Extrait fourni ::
┄┄┄┄┄┄

La victoire sur le nazisme lors de la Seconde Guerre mondiale est depuis longtemps devenue le mythe central de l’idéologie d’État de l’impérialisme russe.
Le Kremlin a transformé cette guerre en une croisade sacrée, l’utilisant cyniquement pour justifier une nouvelle agression criminelle – qui est bien sûr à l’opposé de la lutte antifasciste.
Demian Vinnichenko
9 mai 2025i
Après l’attaque nazie de 1941, la guerre des peuples de l’URSS est devenue la juste lutte d’un État ouvrier – bien que dégénéré par la bureaucratie stalinienne – contre l’agresseur fasciste. En particulier, la résistance des Ukrainiens qui ont rejoint massivement l’armée, organisé un mouvement partisan et défendu Kiev, Odessa et Kharkiv est devenue un facteur important dans la défaite ultérieure du nazisme. D’autres peuples ont également apporté une contribution colossale : les Biélorusses, les Arméniens, les Géorgiens, les Hébreux, les Tatars, les Ouzbeks, les Kazakhs, les Tchétchènes et bien d’autres encore…
Cependant, Poutine garde le silence à ce sujet, essayant jusqu’à aujourd’hui d’usurper la victoire des autres nations opprimées.
De plus, il cache que l’expansion nazie a commencé avec le « pacte Staline-Hitler » sur le partage de la Pologne en 1939, pacte qui ambitionnaitde partager l’Europe entre deux dictateurs.
Le régime policier de Poutine est le nouveau pilier contre-révolutionnaire de l’impérialisme mondial, raison pour laquelle Trump tente – de toutes ses forces et sans résultat jusqu’à présent – de parvenir à un accord avec lui.

┄┄┄┄┄┄

Exercices ::
• 1. D'après l'extrait fourni, avec quel pacte l'expansion nazie a-t-elle commencé ?
• 2. Recopiez un passage de l'extrait fourni : partez des mots « La victoire sur » et arrêtez-vous après « de l’impérialisme russe. ».
Les items qui suivent forment un matériau distinct de l'extrait.

Items fournis ::
┄┄┄┄┄┄

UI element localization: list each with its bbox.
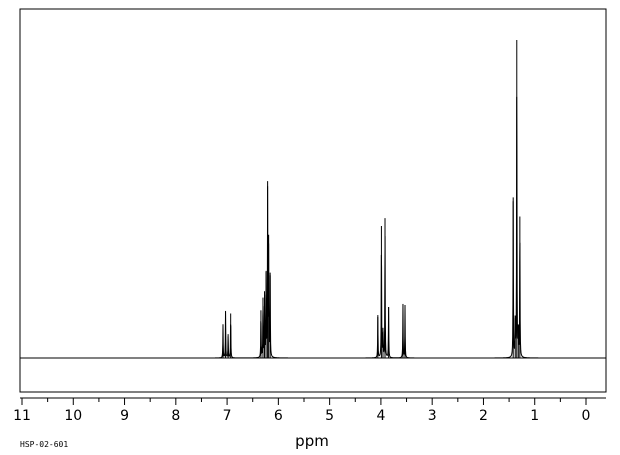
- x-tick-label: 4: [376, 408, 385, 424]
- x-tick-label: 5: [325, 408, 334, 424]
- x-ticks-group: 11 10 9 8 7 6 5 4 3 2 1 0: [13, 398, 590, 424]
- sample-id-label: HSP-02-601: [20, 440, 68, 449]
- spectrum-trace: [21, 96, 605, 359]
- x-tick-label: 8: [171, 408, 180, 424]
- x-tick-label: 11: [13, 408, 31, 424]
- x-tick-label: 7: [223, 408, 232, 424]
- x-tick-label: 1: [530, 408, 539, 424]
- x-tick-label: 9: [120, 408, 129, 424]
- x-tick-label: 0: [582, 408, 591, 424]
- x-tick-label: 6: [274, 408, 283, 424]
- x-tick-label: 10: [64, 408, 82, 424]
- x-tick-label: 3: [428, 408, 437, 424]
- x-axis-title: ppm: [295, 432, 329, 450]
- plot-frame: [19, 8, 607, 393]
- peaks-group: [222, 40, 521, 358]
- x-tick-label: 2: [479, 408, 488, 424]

┄┄┄┄┄┄

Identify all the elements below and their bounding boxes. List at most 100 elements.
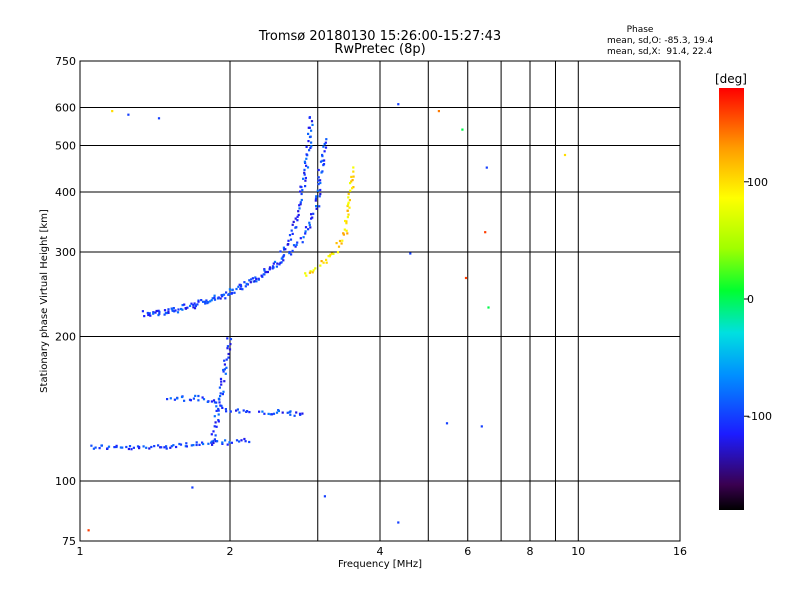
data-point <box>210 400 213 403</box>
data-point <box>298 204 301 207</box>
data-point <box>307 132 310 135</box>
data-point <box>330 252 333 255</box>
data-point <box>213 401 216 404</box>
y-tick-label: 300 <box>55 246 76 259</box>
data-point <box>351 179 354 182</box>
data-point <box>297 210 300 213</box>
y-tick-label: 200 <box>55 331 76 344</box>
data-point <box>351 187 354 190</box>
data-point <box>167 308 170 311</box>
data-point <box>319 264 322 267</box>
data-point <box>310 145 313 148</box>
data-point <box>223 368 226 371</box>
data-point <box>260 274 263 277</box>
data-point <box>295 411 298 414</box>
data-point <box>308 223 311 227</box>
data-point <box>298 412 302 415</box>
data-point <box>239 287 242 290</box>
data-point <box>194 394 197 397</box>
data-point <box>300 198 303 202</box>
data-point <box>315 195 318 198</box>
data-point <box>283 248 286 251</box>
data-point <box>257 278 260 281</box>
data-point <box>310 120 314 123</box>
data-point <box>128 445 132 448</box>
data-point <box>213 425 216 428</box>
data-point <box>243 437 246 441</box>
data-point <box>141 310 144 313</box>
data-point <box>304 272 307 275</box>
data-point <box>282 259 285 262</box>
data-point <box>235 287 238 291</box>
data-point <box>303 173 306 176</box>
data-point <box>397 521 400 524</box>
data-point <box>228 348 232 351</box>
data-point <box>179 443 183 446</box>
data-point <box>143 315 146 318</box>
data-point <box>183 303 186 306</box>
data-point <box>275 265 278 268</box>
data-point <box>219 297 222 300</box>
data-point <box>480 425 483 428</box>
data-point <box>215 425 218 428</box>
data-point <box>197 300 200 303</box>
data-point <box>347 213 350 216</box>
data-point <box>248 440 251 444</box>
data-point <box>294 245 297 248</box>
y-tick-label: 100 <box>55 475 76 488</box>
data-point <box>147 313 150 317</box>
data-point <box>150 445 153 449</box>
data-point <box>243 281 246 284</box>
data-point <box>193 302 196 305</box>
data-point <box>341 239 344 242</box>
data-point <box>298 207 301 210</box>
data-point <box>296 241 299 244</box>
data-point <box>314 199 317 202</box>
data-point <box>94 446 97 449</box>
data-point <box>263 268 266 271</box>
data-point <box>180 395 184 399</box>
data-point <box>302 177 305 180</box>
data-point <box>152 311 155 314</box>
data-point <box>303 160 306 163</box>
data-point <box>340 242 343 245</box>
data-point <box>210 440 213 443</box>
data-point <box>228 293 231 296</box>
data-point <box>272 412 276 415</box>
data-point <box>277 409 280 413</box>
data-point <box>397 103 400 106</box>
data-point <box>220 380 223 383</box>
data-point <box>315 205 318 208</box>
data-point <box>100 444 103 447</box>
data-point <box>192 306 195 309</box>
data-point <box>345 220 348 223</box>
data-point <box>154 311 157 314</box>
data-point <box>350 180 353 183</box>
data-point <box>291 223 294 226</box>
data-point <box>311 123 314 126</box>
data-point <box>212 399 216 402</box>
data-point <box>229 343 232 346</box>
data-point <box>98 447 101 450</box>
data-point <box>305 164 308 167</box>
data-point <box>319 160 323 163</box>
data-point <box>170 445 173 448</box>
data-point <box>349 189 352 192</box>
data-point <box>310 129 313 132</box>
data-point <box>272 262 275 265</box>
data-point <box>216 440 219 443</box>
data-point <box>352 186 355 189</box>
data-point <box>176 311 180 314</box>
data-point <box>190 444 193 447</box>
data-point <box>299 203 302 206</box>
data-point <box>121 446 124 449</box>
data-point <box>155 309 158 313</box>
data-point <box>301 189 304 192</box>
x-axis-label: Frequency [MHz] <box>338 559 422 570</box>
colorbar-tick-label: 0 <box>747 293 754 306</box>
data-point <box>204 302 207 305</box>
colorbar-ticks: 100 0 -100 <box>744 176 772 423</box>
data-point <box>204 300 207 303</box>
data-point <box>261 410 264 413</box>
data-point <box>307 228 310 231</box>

┄┄┄┄┄┄

Réponses ::
• 1. Avec le « pacte Staline-Hitler » sur le partage de la Pologne en 1939.

• 2.
La victoire sur le nazisme lors de la Seconde Guerre mondiale est depuis longtemps devenue le mythe central de l’idéologie d’État de l’impérialisme russe.